Stored data:
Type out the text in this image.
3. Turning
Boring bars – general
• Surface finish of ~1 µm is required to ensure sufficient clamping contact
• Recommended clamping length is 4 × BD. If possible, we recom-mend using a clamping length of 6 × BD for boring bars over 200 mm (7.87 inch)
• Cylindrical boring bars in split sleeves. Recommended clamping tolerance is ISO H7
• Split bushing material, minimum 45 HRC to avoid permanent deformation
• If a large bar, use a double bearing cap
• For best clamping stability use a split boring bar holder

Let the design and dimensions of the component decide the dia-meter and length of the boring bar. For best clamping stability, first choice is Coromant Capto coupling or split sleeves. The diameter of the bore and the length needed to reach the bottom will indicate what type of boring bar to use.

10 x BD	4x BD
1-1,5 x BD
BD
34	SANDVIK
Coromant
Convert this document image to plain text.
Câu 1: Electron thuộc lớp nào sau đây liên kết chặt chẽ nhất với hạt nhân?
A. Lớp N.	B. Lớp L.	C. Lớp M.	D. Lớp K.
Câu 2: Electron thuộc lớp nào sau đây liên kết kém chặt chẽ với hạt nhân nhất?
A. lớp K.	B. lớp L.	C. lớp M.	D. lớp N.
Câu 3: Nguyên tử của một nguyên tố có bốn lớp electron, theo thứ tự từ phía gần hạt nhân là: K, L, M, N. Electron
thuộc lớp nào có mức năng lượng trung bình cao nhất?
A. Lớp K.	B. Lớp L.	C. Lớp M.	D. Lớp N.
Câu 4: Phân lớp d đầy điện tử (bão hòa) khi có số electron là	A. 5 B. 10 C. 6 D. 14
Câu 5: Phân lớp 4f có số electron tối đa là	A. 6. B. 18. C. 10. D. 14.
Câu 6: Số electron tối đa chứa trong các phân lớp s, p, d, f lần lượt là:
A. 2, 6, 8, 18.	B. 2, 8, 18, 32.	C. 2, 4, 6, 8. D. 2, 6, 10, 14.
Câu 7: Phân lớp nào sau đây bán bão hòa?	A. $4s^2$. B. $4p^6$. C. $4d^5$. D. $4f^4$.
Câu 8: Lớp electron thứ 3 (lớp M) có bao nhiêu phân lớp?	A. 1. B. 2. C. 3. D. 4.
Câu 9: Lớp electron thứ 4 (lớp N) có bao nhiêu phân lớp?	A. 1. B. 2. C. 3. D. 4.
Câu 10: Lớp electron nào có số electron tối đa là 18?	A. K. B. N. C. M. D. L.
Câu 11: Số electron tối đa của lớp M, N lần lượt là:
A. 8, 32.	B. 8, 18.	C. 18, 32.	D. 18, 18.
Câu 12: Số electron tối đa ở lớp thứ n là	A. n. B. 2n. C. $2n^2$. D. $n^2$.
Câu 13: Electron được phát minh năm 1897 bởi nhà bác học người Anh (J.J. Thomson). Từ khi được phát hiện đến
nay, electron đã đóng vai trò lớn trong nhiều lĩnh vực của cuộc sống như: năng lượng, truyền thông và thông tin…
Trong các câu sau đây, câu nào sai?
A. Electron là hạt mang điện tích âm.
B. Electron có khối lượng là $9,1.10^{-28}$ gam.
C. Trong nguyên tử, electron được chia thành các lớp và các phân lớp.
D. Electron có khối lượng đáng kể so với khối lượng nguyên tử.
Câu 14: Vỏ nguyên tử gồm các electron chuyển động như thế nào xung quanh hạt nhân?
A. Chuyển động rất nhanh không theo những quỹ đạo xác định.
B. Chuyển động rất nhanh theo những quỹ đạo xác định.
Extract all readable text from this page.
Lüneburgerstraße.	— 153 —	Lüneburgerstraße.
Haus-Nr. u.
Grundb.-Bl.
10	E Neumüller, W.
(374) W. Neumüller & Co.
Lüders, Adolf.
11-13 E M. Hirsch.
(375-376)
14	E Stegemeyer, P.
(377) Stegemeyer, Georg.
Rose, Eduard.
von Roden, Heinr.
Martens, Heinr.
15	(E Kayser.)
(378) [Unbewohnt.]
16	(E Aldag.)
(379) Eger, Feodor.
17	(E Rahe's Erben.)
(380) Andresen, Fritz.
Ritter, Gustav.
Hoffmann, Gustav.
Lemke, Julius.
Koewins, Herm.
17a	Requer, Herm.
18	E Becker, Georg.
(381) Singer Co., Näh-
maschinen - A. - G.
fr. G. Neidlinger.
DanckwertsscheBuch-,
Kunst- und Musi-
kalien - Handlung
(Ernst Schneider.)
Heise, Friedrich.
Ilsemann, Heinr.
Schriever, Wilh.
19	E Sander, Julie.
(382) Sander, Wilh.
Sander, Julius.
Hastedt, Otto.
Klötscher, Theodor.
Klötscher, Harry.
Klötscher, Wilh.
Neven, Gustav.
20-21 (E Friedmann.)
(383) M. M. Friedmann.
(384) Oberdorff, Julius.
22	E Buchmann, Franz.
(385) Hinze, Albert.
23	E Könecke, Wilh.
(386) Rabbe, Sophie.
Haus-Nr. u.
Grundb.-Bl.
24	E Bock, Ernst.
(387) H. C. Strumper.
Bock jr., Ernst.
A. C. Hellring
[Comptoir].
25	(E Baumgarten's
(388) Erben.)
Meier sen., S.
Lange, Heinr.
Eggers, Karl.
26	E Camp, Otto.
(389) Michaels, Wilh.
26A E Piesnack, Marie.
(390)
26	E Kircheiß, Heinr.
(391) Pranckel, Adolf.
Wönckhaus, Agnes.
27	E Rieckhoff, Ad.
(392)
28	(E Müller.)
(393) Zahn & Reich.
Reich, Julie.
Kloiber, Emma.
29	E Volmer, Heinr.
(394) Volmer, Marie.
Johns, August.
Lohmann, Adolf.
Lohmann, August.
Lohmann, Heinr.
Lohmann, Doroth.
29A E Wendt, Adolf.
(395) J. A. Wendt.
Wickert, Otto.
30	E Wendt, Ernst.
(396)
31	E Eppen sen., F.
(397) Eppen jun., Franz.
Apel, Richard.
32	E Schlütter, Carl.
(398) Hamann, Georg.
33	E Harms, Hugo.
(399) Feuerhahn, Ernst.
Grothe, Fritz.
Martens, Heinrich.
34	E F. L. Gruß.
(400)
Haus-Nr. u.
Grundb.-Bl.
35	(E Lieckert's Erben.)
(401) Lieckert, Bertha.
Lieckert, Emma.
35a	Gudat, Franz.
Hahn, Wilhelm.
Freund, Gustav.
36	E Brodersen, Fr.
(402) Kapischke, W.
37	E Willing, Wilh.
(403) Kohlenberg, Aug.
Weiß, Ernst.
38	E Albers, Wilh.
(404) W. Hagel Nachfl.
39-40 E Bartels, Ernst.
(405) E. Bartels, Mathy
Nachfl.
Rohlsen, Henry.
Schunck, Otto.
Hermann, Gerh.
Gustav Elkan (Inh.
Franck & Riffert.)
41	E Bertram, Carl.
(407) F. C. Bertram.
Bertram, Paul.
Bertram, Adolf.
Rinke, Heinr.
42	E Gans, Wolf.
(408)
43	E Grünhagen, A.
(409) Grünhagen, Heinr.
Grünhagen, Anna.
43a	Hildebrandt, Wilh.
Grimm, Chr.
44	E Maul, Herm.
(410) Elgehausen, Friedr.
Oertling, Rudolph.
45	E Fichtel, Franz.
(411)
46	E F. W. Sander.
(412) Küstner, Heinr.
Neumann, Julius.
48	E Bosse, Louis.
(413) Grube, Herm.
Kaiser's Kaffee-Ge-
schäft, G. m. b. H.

Exercise brief:
Write every record out again, unaltered.

Task response:
Type out the text in this image.
3. Turning
Boring bars – general
• Surface finish of ~1 µm is required to ensure sufficient clamping contact
• Recommended clamping length is 4 × BD. If possible, we recom-mend using a clamping length of 6 × BD for boring bars over 200 mm (7.87 inch)
• Cylindrical boring bars in split sleeves. Recommended clamping tolerance is ISO H7
• Split bushing material, minimum 45 HRC to avoid permanent deformation
• If a large bar, use a double bearing cap
• For best clamping stability use a split boring bar holder

Let the design and dimensions of the component decide the dia-meter and length of the boring bar. For best clamping stability, first choice is Coromant Capto coupling or split sleeves. The diameter of the bore and the length needed to reach the bottom will indicate what type of boring bar to use.

10 x BD	4x BD
1-1,5 x BD
BD
34	SANDVIK
Coromant
Convert this document image to plain text.
Câu 1: Electron thuộc lớp nào sau đây liên kết chặt chẽ nhất với hạt nhân?
A. Lớp N.	B. Lớp L.	C. Lớp M.	D. Lớp K.
Câu 2: Electron thuộc lớp nào sau đây liên kết kém chặt chẽ với hạt nhân nhất?
A. lớp K.	B. lớp L.	C. lớp M.	D. lớp N.
Câu 3: Nguyên tử của một nguyên tố có bốn lớp electron, theo thứ tự từ phía gần hạt nhân là: K, L, M, N. Electron
thuộc lớp nào có mức năng lượng trung bình cao nhất?
A. Lớp K.	B. Lớp L.	C. Lớp M.	D. Lớp N.
Câu 4: Phân lớp d đầy điện tử (bão hòa) khi có số electron là	A. 5 B. 10 C. 6 D. 14
Câu 5: Phân lớp 4f có số electron tối đa là	A. 6. B. 18. C. 10. D. 14.
Câu 6: Số electron tối đa chứa trong các phân lớp s, p, d, f lần lượt là:
A. 2, 6, 8, 18.	B. 2, 8, 18, 32.	C. 2, 4, 6, 8. D. 2, 6, 10, 14.
Câu 7: Phân lớp nào sau đây bán bão hòa?	A. $4s^2$. B. $4p^6$. C. $4d^5$. D. $4f^4$.
Câu 8: Lớp electron thứ 3 (lớp M) có bao nhiêu phân lớp?	A. 1. B. 2. C. 3. D. 4.
Câu 9: Lớp electron thứ 4 (lớp N) có bao nhiêu phân lớp?	A. 1. B. 2. C. 3. D. 4.
Câu 10: Lớp electron nào có số electron tối đa là 18?	A. K. B. N. C. M. D. L.
Câu 11: Số electron tối đa của lớp M, N lần lượt là:
A. 8, 32.	B. 8, 18.	C. 18, 32.	D. 18, 18.
Câu 12: Số electron tối đa ở lớp thứ n là	A. n. B. 2n. C. $2n^2$. D. $n^2$.
Câu 13: Electron được phát minh năm 1897 bởi nhà bác học người Anh (J.J. Thomson). Từ khi được phát hiện đến
nay, electron đã đóng vai trò lớn trong nhiều lĩnh vực của cuộc sống như: năng lượng, truyền thông và thông tin…
Trong các câu sau đây, câu nào sai?
A. Electron là hạt mang điện tích âm.
B. Electron có khối lượng là $9,1.10^{-28}$ gam.
C. Trong nguyên tử, electron được chia thành các lớp và các phân lớp.
D. Electron có khối lượng đáng kể so với khối lượng nguyên tử.
Câu 14: Vỏ nguyên tử gồm các electron chuyển động như thế nào xung quanh hạt nhân?
A. Chuyển động rất nhanh không theo những quỹ đạo xác định.
B. Chuyển động rất nhanh theo những quỹ đạo xác định.
Extract all readable text from this page.
Lüneburgerstraße.	— 153 —	Lüneburgerstraße.
Haus-Nr. u.
Grundb.-Bl.
10	E Neumüller, W.
(374) W. Neumüller & Co.
Lüders, Adolf.
11-13 E M. Hirsch.
(375-376)
14	E Stegemeyer, P.
(377) Stegemeyer, Georg.
Rose, Eduard.
von Roden, Heinr.
Martens, Heinr.
15	(E Kayser.)
(378) [Unbewohnt.]
16	(E Aldag.)
(379) Eger, Feodor.
17	(E Rahe's Erben.)
(380) Andresen, Fritz.
Ritter, Gustav.
Hoffmann, Gustav.
Lemke, Julius.
Koewins, Herm.
17a	Requer, Herm.
18	E Becker, Georg.
(381) Singer Co., Näh-
maschinen - A. - G.
fr. G. Neidlinger.
DanckwertsscheBuch-,
Kunst- und Musi-
kalien - Handlung
(Ernst Schneider.)
Heise, Friedrich.
Ilsemann, Heinr.
Schriever, Wilh.
19	E Sander, Julie.
(382) Sander, Wilh.
Sander, Julius.
Hastedt, Otto.
Klötscher, Theodor.
Klötscher, Harry.
Klötscher, Wilh.
Neven, Gustav.
20-21 (E Friedmann.)
(383) M. M. Friedmann.
(384) Oberdorff, Julius.
22	E Buchmann, Franz.
(385) Hinze, Albert.
23	E Könecke, Wilh.
(386) Rabbe, Sophie.
Haus-Nr. u.
Grundb.-Bl.
24	E Bock, Ernst.
(387) H. C. Strumper.
Bock jr., Ernst.
A. C. Hellring
[Comptoir].
25	(E Baumgarten's
(388) Erben.)
Meier sen., S.
Lange, Heinr.
Eggers, Karl.
26	E Camp, Otto.
(389) Michaels, Wilh.
26A E Piesnack, Marie.
(390)
26	E Kircheiß, Heinr.
(391) Pranckel, Adolf.
Wönckhaus, Agnes.
27	E Rieckhoff, Ad.
(392)
28	(E Müller.)
(393) Zahn & Reich.
Reich, Julie.
Kloiber, Emma.
29	E Volmer, Heinr.
(394) Volmer, Marie.
Johns, August.
Lohmann, Adolf.
Lohmann, August.
Lohmann, Heinr.
Lohmann, Doroth.
29A E Wendt, Adolf.
(395) J. A. Wendt.
Wickert, Otto.
30	E Wendt, Ernst.
(396)
31	E Eppen sen., F.
(397) Eppen jun., Franz.
Apel, Richard.
32	E Schlütter, Carl.
(398) Hamann, Georg.
33	E Harms, Hugo.
(399) Feuerhahn, Ernst.
Grothe, Fritz.
Martens, Heinrich.
34	E F. L. Gruß.
(400)
Haus-Nr. u.
Grundb.-Bl.
35	(E Lieckert's Erben.)
(401) Lieckert, Bertha.
Lieckert, Emma.
35a	Gudat, Franz.
Hahn, Wilhelm.
Freund, Gustav.
36	E Brodersen, Fr.
(402) Kapischke, W.
37	E Willing, Wilh.
(403) Kohlenberg, Aug.
Weiß, Ernst.
38	E Albers, Wilh.
(404) W. Hagel Nachfl.
39-40 E Bartels, Ernst.
(405) E. Bartels, Mathy
Nachfl.
Rohlsen, Henry.
Schunck, Otto.
Hermann, Gerh.
Gustav Elkan (Inh.
Franck & Riffert.)
41	E Bertram, Carl.
(407) F. C. Bertram.
Bertram, Paul.
Bertram, Adolf.
Rinke, Heinr.
42	E Gans, Wolf.
(408)
43	E Grünhagen, A.
(409) Grünhagen, Heinr.
Grünhagen, Anna.
43a	Hildebrandt, Wilh.
Grimm, Chr.
44	E Maul, Herm.
(410) Elgehausen, Friedr.
Oertling, Rudolph.
45	E Fichtel, Franz.
(411)
46	E F. W. Sander.
(412) Küstner, Heinr.
Neumann, Julius.
48	E Bosse, Louis.
(413) Grube, Herm.
Kaiser's Kaffee-Ge-
schäft, G. m. b. H.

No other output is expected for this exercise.